### Record set
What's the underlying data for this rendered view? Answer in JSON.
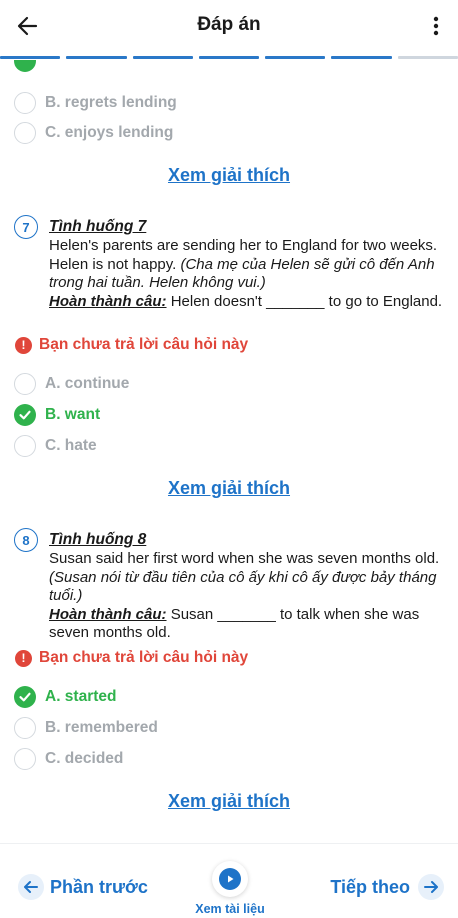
{
  "header": {
    "title": "Đáp án",
    "progress_segments": [
      true,
      true,
      true,
      true,
      true,
      true,
      false
    ]
  },
  "partial_question": {
    "options": [
      {
        "label": "B. regrets lending",
        "state": "unselected"
      },
      {
        "label": "C. enjoys lending",
        "state": "unselected"
      }
    ],
    "explain_link": "Xem giải thích"
  },
  "questions": [
    {
      "number": "7",
      "title": "Tình huống 7",
      "body_en": "Helen's parents are sending her to England for two weeks. Helen is not happy.",
      "body_vi": "(Cha mẹ của Helen sẽ gửi cô đến Anh trong hai tuần. Helen không vui.)",
      "prompt_lead": "Hoàn thành câu:",
      "prompt_text": "Helen doesn't _______ to go to England.",
      "warning": "Bạn chưa trả lời câu hỏi này",
      "options": [
        {
          "label": "A. continue",
          "state": "unselected"
        },
        {
          "label": "B. want",
          "state": "correct"
        },
        {
          "label": "C. hate",
          "state": "unselected"
        }
      ],
      "explain_link": "Xem giải thích"
    },
    {
      "number": "8",
      "title": "Tình huống 8",
      "body_en": "Susan said her first word when she was seven months old.",
      "body_vi": "(Susan nói từ đầu tiên của cô ấy khi cô ấy được bảy tháng tuổi.)",
      "prompt_lead": "Hoàn thành câu:",
      "prompt_text": "Susan _______ to talk when she was seven months old.",
      "warning": "Bạn chưa trả lời câu hỏi này",
      "options": [
        {
          "label": "A. started",
          "state": "correct"
        },
        {
          "label": "B. remembered",
          "state": "unselected"
        },
        {
          "label": "C. decided",
          "state": "unselected"
        }
      ],
      "explain_link": "Xem giải thích"
    }
  ],
  "footer": {
    "prev_label": "Phần trước",
    "doc_label": "Xem tài liệu",
    "next_label": "Tiếp theo"
  },
  "colors": {
    "accent": "#1e73c8",
    "correct": "#2fb24c",
    "warning": "#e0463a",
    "inactive": "#a3a8ad"
  }
}
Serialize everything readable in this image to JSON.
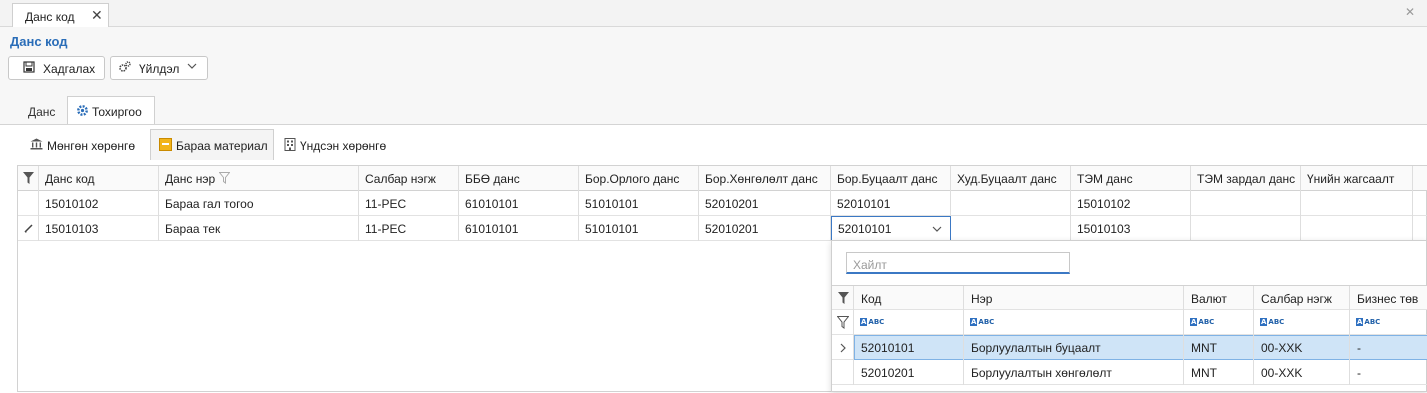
{
  "doc_tab": {
    "label": "Данс код",
    "close": "✕"
  },
  "page_title": "Данс код",
  "toolbar": {
    "save_label": "Хадгалах",
    "action_label": "Үйлдэл"
  },
  "main_tabs": [
    {
      "label": "Данс"
    },
    {
      "label": "Тохиргоо"
    }
  ],
  "sub_tabs": [
    {
      "label": "Мөнгөн хөрөнгө"
    },
    {
      "label": "Бараа материал"
    },
    {
      "label": "Үндсэн хөрөнгө"
    }
  ],
  "grid": {
    "columns": [
      "Данс код",
      "Данс нэр",
      "Салбар нэгж",
      "ББӨ данс",
      "Бор.Орлого данс",
      "Бор.Хөнгөлөлт данс",
      "Бор.Буцаалт данс",
      "Худ.Буцаалт данс",
      "ТЭМ данс",
      "ТЭМ зардал данс",
      "Үнийн жагсаалт"
    ],
    "rows": [
      [
        "15010102",
        "Бараа гал тогоо",
        "11-PEC",
        "61010101",
        "51010101",
        "52010201",
        "52010101",
        "",
        "15010102",
        "",
        ""
      ],
      [
        "15010103",
        "Бараа тек",
        "11-PEC",
        "61010101",
        "51010101",
        "52010201",
        "52010101",
        "",
        "15010103",
        "",
        ""
      ]
    ]
  },
  "lookup": {
    "search_placeholder": "Хайлт",
    "columns": [
      "Код",
      "Нэр",
      "Валют",
      "Салбар нэгж",
      "Бизнес төв"
    ],
    "filter_marker": "ABC",
    "rows": [
      [
        "52010101",
        "Борлуулалтын буцаалт",
        "MNT",
        "00-XXK",
        "-"
      ],
      [
        "52010201",
        "Борлуулалтын хөнгөлөлт",
        "MNT",
        "00-XXK",
        "-"
      ]
    ]
  },
  "colors": {
    "accent": "#2a6db8",
    "selected_row": "#cfe4f7",
    "edit_border": "#3b78c4"
  }
}
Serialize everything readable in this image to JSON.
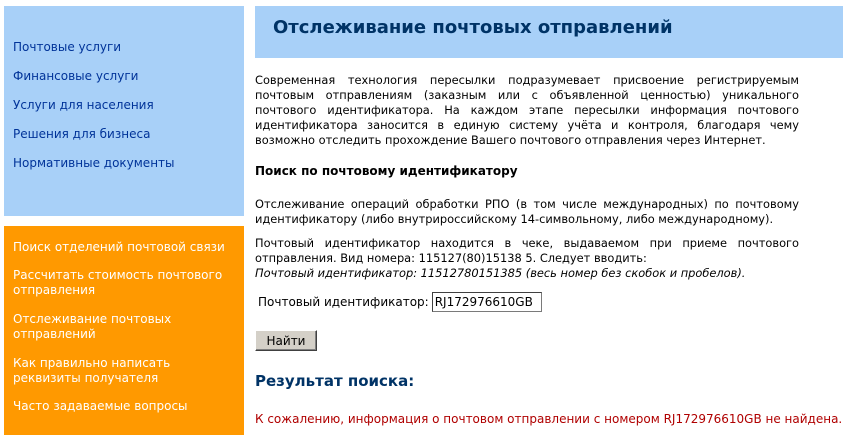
{
  "sidebar": {
    "blue_items": [
      {
        "label": "Почтовые услуги"
      },
      {
        "label": "Финансовые услуги"
      },
      {
        "label": "Услуги для населения"
      },
      {
        "label": "Решения для бизнеса"
      },
      {
        "label": "Нормативные документы"
      }
    ],
    "orange_items": [
      {
        "label": "Поиск отделений почтовой связи"
      },
      {
        "label": "Рассчитать стоимость почтового отправления"
      },
      {
        "label": "Отслеживание почтовых отправлений"
      },
      {
        "label": "Как правильно написать реквизиты получателя"
      },
      {
        "label": "Часто задаваемые вопросы"
      }
    ]
  },
  "header": {
    "title": "Отслеживание почтовых отправлений"
  },
  "main": {
    "intro": "Современная технология пересылки подразумевает присвоение регистрируемым почтовым отправлениям (заказным или с объявленной ценностью) уникального почтового идентификатора. На каждом этапе пересылки информация почтового идентификатора заносится в единую систему учёта и контроля, благодаря чему возможно отследить прохождение Вашего почтового отправления через Интернет.",
    "search_heading": "Поиск по почтовому идентификатору",
    "description": "Отслеживание операций обработки РПО (в том числе международных) по почтовому идентификатору (либо внутрироссийскому 14-символьному, либо международному).",
    "hint": "Почтовый идентификатор находится в чеке, выдаваемом при приеме почтового отправления. Вид номера: 115127(80)15138 5. Следует вводить:",
    "hint_example": "Почтовый идентификатор: 11512780151385 (весь номер без скобок и пробелов).",
    "form": {
      "label": "Почтовый идентификатор:",
      "value": "RJ172976610GB",
      "submit_label": "Найти"
    },
    "result_title": "Результат поиска:",
    "result_message": "К сожалению, информация о почтовом отправлении с номером RJ172976610GB не найдена."
  }
}
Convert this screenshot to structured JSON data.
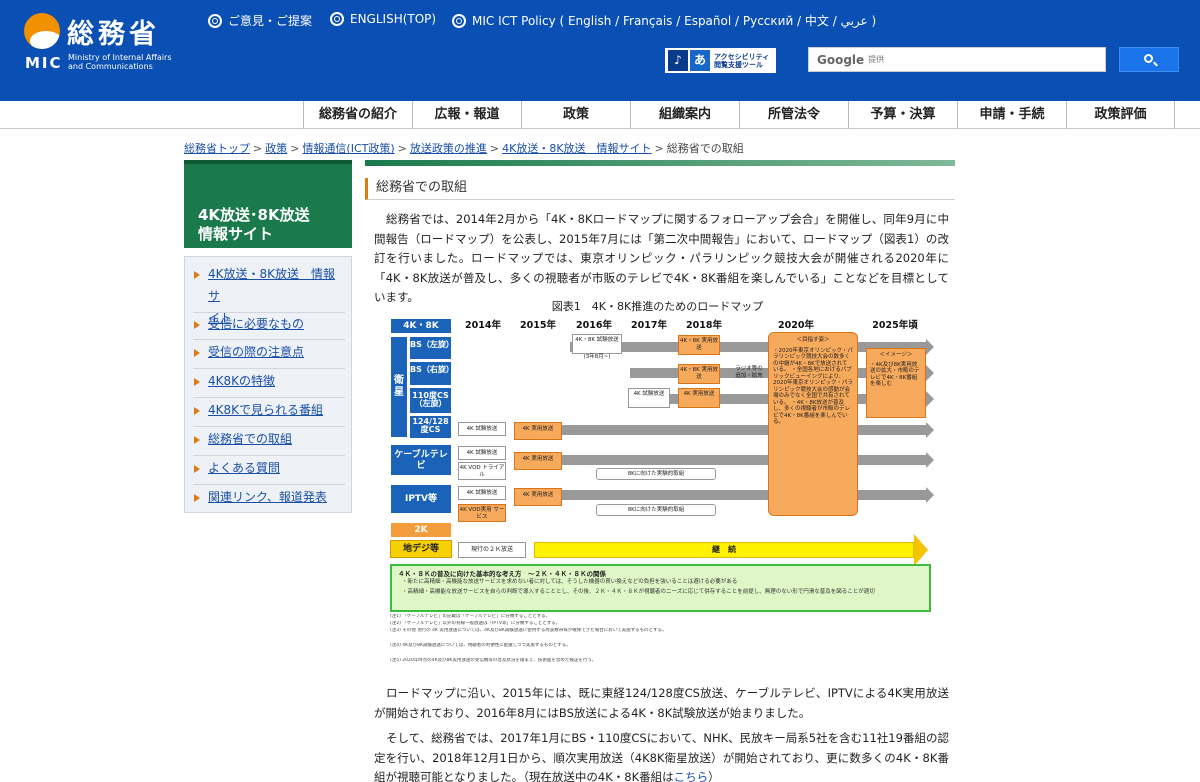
{
  "header": {
    "logo_kanji": "総務省",
    "logo_mic": "MIC",
    "logo_ministry": [
      "Ministry of Internal Affairs",
      "and Communications"
    ],
    "toplinks": [
      {
        "label": "ご意見・ご提案"
      },
      {
        "label": "ENGLISH(TOP)"
      },
      {
        "label": "MIC ICT Policy ( English / Français / Español / Pусский / 中文 / عربي )"
      }
    ],
    "accessibility": {
      "line1": "アクセシビリティ",
      "line2": "閲覧支援ツール",
      "a_glyph": "あ"
    },
    "search": {
      "brand": "Google",
      "provided": "提供"
    }
  },
  "gnav": {
    "items": [
      {
        "label": "総務省の紹介"
      },
      {
        "label": "広報・報道"
      },
      {
        "label": "政策"
      },
      {
        "label": "組織案内"
      },
      {
        "label": "所管法令"
      },
      {
        "label": "予算・決算"
      },
      {
        "label": "申請・手続"
      },
      {
        "label": "政策評価"
      }
    ]
  },
  "breadcrumb": {
    "items": [
      "総務省トップ",
      "政策",
      "情報通信(ICT政策)",
      "放送政策の推進",
      "4K放送・8K放送　情報サイト"
    ],
    "separator": ">",
    "current": "総務省での取組"
  },
  "sidebar": {
    "title_line1": "4K放送･8K放送",
    "title_line2": "情報サイト",
    "items": [
      {
        "label_line1": "4K放送・8K放送　情報サ",
        "label_line2": "イト"
      },
      {
        "label_line1": "受信に必要なもの"
      },
      {
        "label_line1": "受信の際の注意点"
      },
      {
        "label_line1": "4K8Kの特徴"
      },
      {
        "label_line1": "4K8Kで見られる番組"
      },
      {
        "label_line1": "総務省での取組"
      },
      {
        "label_line1": "よくある質問"
      },
      {
        "label_line1": "関連リンク、報道発表"
      }
    ]
  },
  "main": {
    "title": "総務省での取組",
    "para1": "総務省では、2014年2月から「4K・8Kロードマップに関するフォローアップ会合」を開催し、同年9月に中間報告（ロードマップ）を公表し、2015年7月には「第二次中間報告」において、ロードマップ（図表1）の改訂を行いました。ロードマップでは、東京オリンピック・パラリンピック競技大会が開催される2020年に「4K・8K放送が普及し、多くの視聴者が市販のテレビで4K・8K番組を楽しんでいる」ことなどを目標としています。",
    "figure": {
      "caption": "図表1　4K・8K推進のためのロードマップ",
      "corner_label": "4K・8K",
      "years": [
        "2014年",
        "2015年",
        "2016年",
        "2017年",
        "2018年",
        "2020年",
        "2025年頃"
      ],
      "lanes": {
        "satellite": "衛星",
        "bs_left": "BS（左旋）",
        "bs_right": "BS（右旋）",
        "cs110": "110度CS（左旋）",
        "cs124": "124/128度CS",
        "cable": "ケーブルテレビ",
        "iptv": "IPTV等",
        "k2": "2K",
        "terrestrial": "地デジ等"
      },
      "boxes": {
        "trial_2016": "4K・8K 試験放送",
        "trial_2016_note": "(3年8月~)",
        "practical_4k8k": "4K・8K 実用放送",
        "practical_4k8k_2": "4K・8K 実用放送",
        "trial_4k_2017": "4K 試験放送",
        "practical_4k_2018": "4K 実用放送",
        "trial_4k": "4K 試験放送",
        "practical_4k": "4K 実用放送",
        "vod_trial": "4K VOD トライアル",
        "vod_service": "4K VOD実用 サービス",
        "k8_toward": "8Kに向けた実験的取組",
        "current_2k": "現行の２Ｋ放送",
        "continue": "継　続",
        "target_title": "＜目指す姿＞",
        "target_body": "・2020年東京オリンピック・パラリンピック競技大会の数多くの中継が4K・8Kで放送されている。 ・全国各地におけるパブリックビューイングにより、2020年東京オリンピック・パラリンピック競技大会の感動が会場のみでなく全国で共有されている。 ・4K・8K放送が普及し、多くの視聴者が市販のテレビで4K・8K番組を楽しんでいる。",
        "image_title": "＜イメージ＞",
        "image_body": "・4K及び8K実用放送の拡大・市販のテレビで4K・8K番組を楽しむ",
        "side_note": "ラジオ等の追加・拡充"
      },
      "note_title": "４Ｋ・８Ｋの普及に向けた基本的な考え方　～２Ｋ・４Ｋ・８Ｋの関係",
      "note_lines": [
        "・新たに高精細・高機能な放送サービスを求めない者に対しては、そうした機器の買い換えなどの負担を強いることは避ける必要がある",
        "・高精細・高機能な放送サービスを自らの判断で導入することとし、その後、２Ｋ・４Ｋ・８Ｋが視聴者のニーズに応じて併存することを前提し、無理のない形で円滑な普及を図ることが適切"
      ],
      "footnotes": [
        "(注1) 「ケーブルテレビ」の記載は「ケーブルテレビ」に分類することとする。",
        "(注2) 「ケーブルテレビ」以外の有線一般放送は「IPTV等」に分類することとする。",
        "(注3) その他 現行の 4K 実用放送については、4K及び8K試験放送に使用する周波数帯域が確保できた場合において実施するものとする。",
        "(注4) 4K及び8K試験放送については、視聴者の利便性に配慮しつつ実施するものとする。",
        "(注5) 2020年時点の4K及び8K実用放送の受信機等の普及状況を踏まえ、技術面を含めた検証を行う。"
      ]
    },
    "para2": "ロードマップに沿い、2015年には、既に東経124/128度CS放送、ケーブルテレビ、IPTVによる4K実用放送が開始されており、2016年8月にはBS放送による4K・8K試験放送が始まりました。",
    "para3_text": "そして、総務省では、2017年1月にBS・110度CSにおいて、NHK、民放キー局系5社を含む11社19番組の認定を行い、2018年12月1日から、順次実用放送（4K8K衛星放送）が開始されており、更に数多くの4K・8K番組が視聴可能となりました。（現在放送中の4K・8K番組は",
    "para3_link": "こちら",
    "para3_end": "）"
  }
}
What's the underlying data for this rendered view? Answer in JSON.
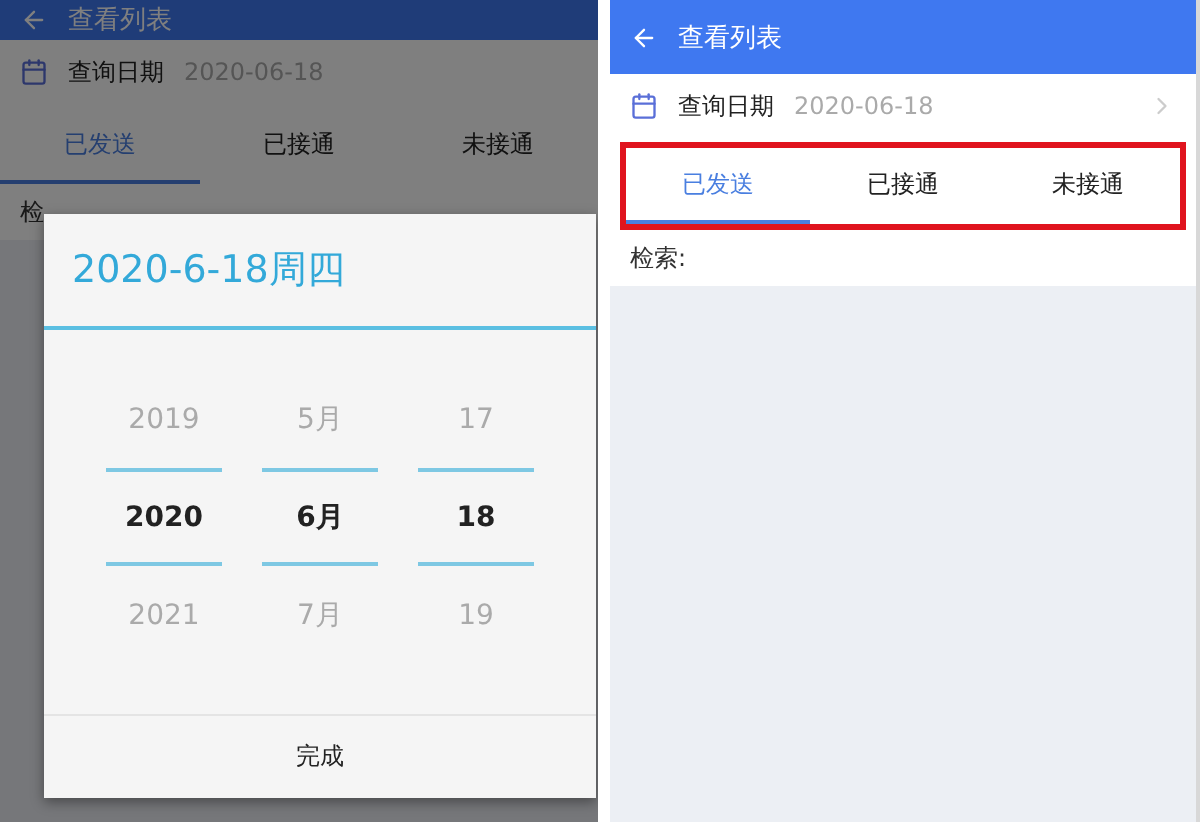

### What you need to do
Pull out every line above that holds the word "lending".

### Task solution
        "label": "B. regrets lending",
        "label": "C. enjoys lending",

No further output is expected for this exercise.